Note how many lines contain "碱性氧化物" and give that number, with nothing else.
□ □ □ □ □ □ □
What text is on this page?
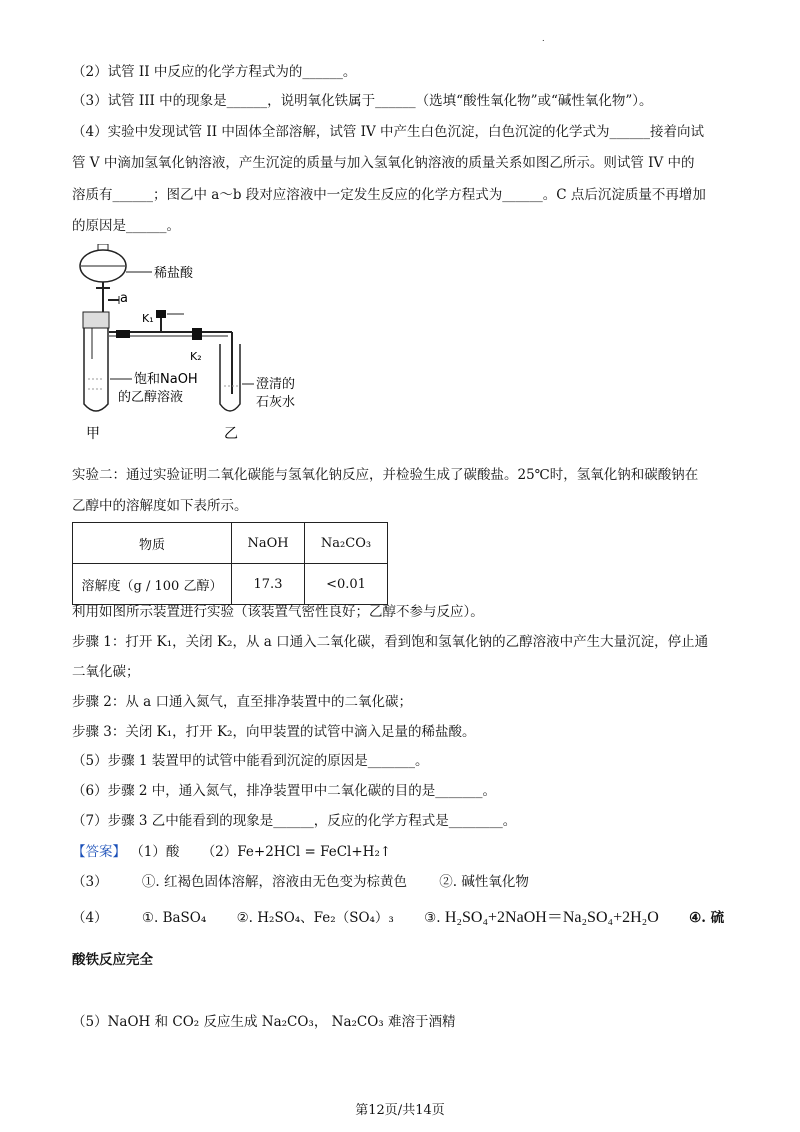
.
（2）试管 II 中反应的化学方程式为的______。
（3）试管 III 中的现象是______，说明氧化铁属于______（选填“酸性氧化物”或“碱性氧化物”）。
（4）实验中发现试管 II 中固体全部溶解，试管 IV 中产生白色沉淀，白色沉淀的化学式为______接着向试
管 V 中滴加氢氧化钠溶液，产生沉淀的质量与加入氢氧化钠溶液的质量关系如图乙所示。则试管 IV 中的
溶质有______；图乙中 a～b 段对应溶液中一定发生反应的化学方程式为______。C 点后沉淀质量不再增加
的原因是______。
稀盐酸
a
饱和NaOH
的乙醇溶液
K₁
K₂
澄清的
石灰水
甲	乙
实验二：通过实验证明二氧化碳能与氢氧化钠反应，并检验生成了碳酸盐。25℃时，氢氧化钠和碳酸钠在
乙醇中的溶解度如下表所示。
物质	NaOH	Na₂CO₃
溶解度（g / 100 乙醇）	17.3	<0.01
利用如图所示装置进行实验（该装置气密性良好；乙醇不参与反应）。
步骤 1：打开 K₁，关闭 K₂，从 a 口通入二氧化碳，看到饱和氢氧化钠的乙醇溶液中产生大量沉淀，停止通
二氧化碳；
步骤 2：从 a 口通入氮气，直至排净装置中的二氧化碳；
步骤 3：关闭 K₁，打开 K₂，向甲装置的试管中滴入足量的稀盐酸。
（5）步骤 1 装置甲的试管中能看到沉淀的原因是_______。
（6）步骤 2 中，通入氮气，排净装置甲中二氧化碳的目的是_______。
（7）步骤 3 乙中能看到的现象是______，反应的化学方程式是________。
【答案】 （1）酸 （2）Fe+2HCl = FeCl+H₂↑
（3）	①. 红褐色固体溶解，溶液由无色变为棕黄色 ②. 碱性氧化物
（4）	①. BaSO₄ ②. H₂SO₄、Fe₂（SO₄）₃ ③. H₂SO₄+2NaOH＝Na₂SO₄+2H₂O ④. 硫
酸铁反应完全
（5）NaOH 和 CO₂ 反应生成 Na₂CO₃， Na₂CO₃ 难溶于酒精
第12页/共14页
□ □ □ □ □ □ □
## [Task solution]
2